Bant Jimnastiği: Altın Gün ve bugünün cover yaklaşımları

Ekip içi tartışıp masaya yatırdığımız konular hakkında fikirlerimizi paylaştığımız Bant Jimnastiği’nin ikinci oturumunda gündemimiz, Türkçe şarkılara yaptıkları etkileyici cover’larla ses getiren Hollanda çıkışlı grup Altın Gün ve cover kültürünün günümüz müzik dinleme alışkanlıklarıyla verdiği imtihan.

Gündem: Tamamı Türkiye’nin geniş müzikal geçmişinden incelikle seçilmiş parçalara getirilen yorumlardan oluşan ikinci albümünü Glitterbeat etiketiyle yayınlayan Altın Gün, an itibariyle birçok prestijli dünya festivalinin aranan gruplarından biri.  Var olan şarkıları kendi yorumuyla yeniden ele alan bir grup olan Altın Gün’ün çaldığı tüm parçaların özünde birer cover olduğunun grubun konserleri esnasında, albüm kapaklarından ya da basın bültenlerinden anlamak çok da kolay değil. Bu gerçekten hareketle konu üzerine hissiyatlarımızı çarpıştırdık.
+ + + +
_Belirtilen hedef 1_
Girdilerde "Extract all elements" ifadesini içeren satırdan başlayın ve "marginal-note-line: funestes à" ifadesini içeren satırda durun. Bu satırları, "text-line" yerine "body-line" geçecek biçimde değiştirip yeniden yazın; başka hiçbir şeye dokunmayın.

_Verilen materyal_
+ + + +
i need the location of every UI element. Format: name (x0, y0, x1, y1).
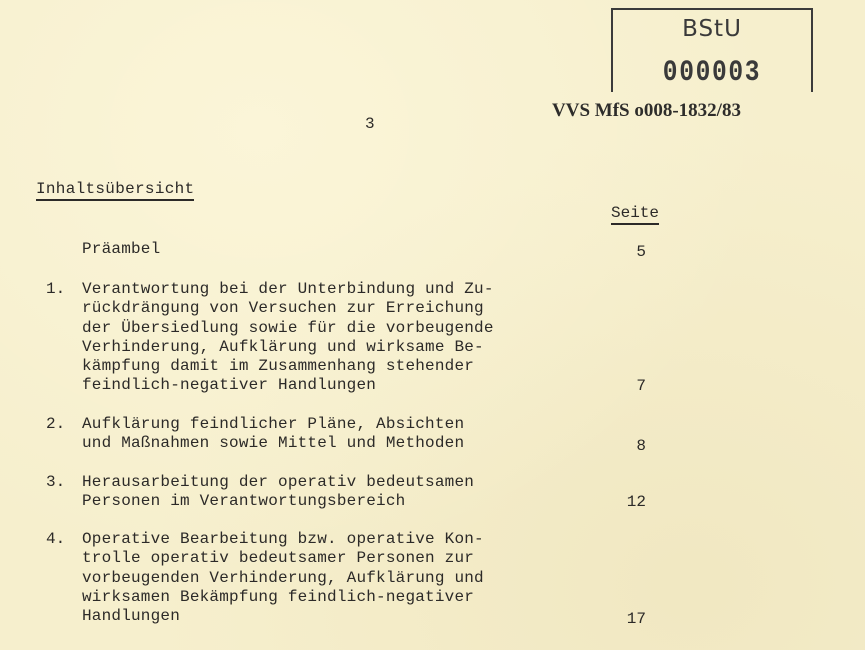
+ + + +
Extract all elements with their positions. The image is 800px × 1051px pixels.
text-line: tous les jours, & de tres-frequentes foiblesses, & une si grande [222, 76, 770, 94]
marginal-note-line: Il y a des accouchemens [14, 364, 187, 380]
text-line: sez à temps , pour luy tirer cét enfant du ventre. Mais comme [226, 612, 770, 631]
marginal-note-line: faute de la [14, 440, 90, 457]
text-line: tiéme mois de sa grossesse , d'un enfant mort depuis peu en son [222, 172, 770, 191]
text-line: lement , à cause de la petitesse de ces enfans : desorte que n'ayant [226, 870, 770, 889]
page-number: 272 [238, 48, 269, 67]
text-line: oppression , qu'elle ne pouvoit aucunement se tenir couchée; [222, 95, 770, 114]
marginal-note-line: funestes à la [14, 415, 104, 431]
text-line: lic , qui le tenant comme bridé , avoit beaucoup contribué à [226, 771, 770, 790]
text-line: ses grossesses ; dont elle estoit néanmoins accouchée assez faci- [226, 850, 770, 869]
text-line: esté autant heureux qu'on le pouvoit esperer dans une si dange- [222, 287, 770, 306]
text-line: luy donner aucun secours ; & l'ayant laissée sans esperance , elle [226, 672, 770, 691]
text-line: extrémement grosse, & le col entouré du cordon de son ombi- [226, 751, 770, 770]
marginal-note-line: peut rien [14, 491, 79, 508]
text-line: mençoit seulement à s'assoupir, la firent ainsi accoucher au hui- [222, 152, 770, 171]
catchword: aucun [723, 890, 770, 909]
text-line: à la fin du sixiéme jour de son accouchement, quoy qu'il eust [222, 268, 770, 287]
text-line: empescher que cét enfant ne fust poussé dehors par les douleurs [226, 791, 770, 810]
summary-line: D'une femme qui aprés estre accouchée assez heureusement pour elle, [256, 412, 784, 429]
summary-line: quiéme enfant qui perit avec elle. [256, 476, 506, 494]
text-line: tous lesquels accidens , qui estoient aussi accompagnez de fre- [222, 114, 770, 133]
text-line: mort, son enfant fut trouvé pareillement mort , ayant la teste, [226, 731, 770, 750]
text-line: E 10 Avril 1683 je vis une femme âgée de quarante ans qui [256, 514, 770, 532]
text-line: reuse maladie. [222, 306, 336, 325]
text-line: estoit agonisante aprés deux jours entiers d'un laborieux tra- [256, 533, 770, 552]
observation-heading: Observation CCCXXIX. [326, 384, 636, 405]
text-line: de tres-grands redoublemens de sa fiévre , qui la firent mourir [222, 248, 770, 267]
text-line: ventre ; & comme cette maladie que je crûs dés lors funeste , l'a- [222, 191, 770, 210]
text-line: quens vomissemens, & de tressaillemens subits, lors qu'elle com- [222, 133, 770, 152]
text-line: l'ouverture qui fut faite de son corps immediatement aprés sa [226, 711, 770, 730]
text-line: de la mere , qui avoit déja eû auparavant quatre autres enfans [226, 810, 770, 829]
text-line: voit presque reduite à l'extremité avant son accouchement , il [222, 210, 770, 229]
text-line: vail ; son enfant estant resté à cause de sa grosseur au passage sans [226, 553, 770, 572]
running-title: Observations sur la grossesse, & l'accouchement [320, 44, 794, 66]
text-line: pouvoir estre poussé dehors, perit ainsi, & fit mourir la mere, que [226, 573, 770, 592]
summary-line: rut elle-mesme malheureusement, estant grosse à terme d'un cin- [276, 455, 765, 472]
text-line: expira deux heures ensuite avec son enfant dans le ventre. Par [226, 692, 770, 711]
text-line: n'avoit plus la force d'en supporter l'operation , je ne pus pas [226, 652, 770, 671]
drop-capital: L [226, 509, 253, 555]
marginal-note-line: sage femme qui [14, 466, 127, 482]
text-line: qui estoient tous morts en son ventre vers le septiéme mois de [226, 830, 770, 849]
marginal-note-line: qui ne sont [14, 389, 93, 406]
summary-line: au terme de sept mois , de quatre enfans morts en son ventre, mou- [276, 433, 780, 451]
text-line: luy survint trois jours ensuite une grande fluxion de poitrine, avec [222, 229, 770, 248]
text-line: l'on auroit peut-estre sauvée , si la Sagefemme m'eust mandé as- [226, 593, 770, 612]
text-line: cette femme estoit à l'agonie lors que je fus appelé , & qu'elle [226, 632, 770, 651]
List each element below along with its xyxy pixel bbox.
+ + + +
_Belirtilen hedef 2_
Sağlanan metne göre Altın Gün ikinci albümünü hangi etiketle yayınladı?

_Eksiksiz yanıt 1_
Extract all elements with their positions. The image is 800px × 1051px pixels.
body-line: tous les jours, & de tres-frequentes foiblesses, & une si grande [222, 76, 770, 94]
marginal-note-line: Il y a des accouchemens [14, 364, 187, 380]
body-line: sez à temps , pour luy tirer cét enfant du ventre. Mais comme [226, 612, 770, 631]
marginal-note-line: faute de la [14, 440, 90, 457]
body-line: tiéme mois de sa grossesse , d'un enfant mort depuis peu en son [222, 172, 770, 191]
body-line: lement , à cause de la petitesse de ces enfans : desorte que n'ayant [226, 870, 770, 889]
page-number: 272 [238, 48, 269, 67]
body-line: oppression , qu'elle ne pouvoit aucunement se tenir couchée; [222, 95, 770, 114]
marginal-note-line: funestes à la [14, 415, 104, 431]

_Eksiksiz yanıt 2_
Glitterbeat etiketiyle.